▶ **WHAT YOU ARE ASKED TO DO**: Would you transcribe all of the data exactly, down to the last character?

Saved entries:
☆ ☆ ☆

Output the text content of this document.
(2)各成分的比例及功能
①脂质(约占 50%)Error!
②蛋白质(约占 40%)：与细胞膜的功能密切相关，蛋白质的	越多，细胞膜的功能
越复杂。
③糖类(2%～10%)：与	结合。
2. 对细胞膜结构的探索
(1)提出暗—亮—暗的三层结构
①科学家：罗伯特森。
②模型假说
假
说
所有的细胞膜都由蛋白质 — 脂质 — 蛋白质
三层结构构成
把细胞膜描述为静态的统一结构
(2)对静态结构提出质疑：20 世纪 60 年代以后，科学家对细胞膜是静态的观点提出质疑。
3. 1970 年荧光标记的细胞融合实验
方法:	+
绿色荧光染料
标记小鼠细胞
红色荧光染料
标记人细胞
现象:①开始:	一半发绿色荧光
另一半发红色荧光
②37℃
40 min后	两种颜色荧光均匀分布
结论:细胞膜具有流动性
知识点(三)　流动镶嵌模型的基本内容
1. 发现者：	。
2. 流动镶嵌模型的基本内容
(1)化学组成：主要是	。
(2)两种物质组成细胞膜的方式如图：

☆ ☆ ☆

▶ **FULL OUTPUT**:
Output the text content of this document.
(2)各成分的比例及功能
①脂质(约占 50%)Error!
②蛋白质(约占 40%)：与细胞膜的功能密切相关，蛋白质的	越多，细胞膜的功能
越复杂。
③糖类(2%～10%)：与	结合。
2. 对细胞膜结构的探索
(1)提出暗—亮—暗的三层结构
①科学家：罗伯特森。
②模型假说
假
说
所有的细胞膜都由蛋白质 — 脂质 — 蛋白质
三层结构构成
把细胞膜描述为静态的统一结构
(2)对静态结构提出质疑：20 世纪 60 年代以后，科学家对细胞膜是静态的观点提出质疑。
3. 1970 年荧光标记的细胞融合实验
方法:	+
绿色荧光染料
标记小鼠细胞
红色荧光染料
标记人细胞
现象:①开始:	一半发绿色荧光
另一半发红色荧光
②37℃
40 min后	两种颜色荧光均匀分布
结论:细胞膜具有流动性
知识点(三)　流动镶嵌模型的基本内容
1. 发现者：	。
2. 流动镶嵌模型的基本内容
(1)化学组成：主要是	。
(2)两种物质组成细胞膜的方式如图：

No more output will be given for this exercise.